• [Dataset rows]
================
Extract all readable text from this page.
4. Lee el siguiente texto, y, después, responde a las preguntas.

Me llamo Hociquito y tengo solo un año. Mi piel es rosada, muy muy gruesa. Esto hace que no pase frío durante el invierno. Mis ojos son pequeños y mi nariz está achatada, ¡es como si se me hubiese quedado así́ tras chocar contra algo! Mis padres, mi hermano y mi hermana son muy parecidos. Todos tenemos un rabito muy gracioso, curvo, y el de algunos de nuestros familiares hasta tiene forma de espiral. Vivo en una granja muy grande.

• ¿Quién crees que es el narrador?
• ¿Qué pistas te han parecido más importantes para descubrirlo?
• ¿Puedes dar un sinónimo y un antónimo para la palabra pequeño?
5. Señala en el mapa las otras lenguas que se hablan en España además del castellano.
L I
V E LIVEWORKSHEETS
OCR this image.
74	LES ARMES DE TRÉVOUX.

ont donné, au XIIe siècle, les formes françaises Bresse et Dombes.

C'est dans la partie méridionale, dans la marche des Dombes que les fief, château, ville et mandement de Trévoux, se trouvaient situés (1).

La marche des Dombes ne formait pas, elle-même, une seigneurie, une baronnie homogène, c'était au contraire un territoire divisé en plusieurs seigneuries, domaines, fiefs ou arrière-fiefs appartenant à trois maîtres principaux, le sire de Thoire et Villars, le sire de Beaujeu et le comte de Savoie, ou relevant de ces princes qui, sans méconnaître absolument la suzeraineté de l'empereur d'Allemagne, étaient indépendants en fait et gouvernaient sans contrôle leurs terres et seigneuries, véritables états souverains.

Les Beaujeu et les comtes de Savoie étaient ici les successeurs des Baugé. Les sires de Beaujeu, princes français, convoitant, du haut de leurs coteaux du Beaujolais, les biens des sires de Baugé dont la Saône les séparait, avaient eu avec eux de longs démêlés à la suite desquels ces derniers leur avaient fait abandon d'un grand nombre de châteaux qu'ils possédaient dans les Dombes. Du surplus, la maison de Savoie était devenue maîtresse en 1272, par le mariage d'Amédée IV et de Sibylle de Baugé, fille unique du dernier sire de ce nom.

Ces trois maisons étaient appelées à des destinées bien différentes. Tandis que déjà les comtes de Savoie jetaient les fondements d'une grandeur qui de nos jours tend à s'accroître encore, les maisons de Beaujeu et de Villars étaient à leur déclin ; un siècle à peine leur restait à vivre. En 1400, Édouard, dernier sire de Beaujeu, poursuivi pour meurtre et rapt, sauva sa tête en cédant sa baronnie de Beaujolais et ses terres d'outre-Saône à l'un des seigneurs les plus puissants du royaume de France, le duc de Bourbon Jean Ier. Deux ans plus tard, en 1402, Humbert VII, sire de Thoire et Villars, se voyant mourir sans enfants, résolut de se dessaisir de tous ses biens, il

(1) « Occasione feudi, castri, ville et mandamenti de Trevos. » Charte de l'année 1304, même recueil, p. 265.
================
Go through the listing above and list every line that has the word "this".

Extract all readable text from this page.
OCR this image.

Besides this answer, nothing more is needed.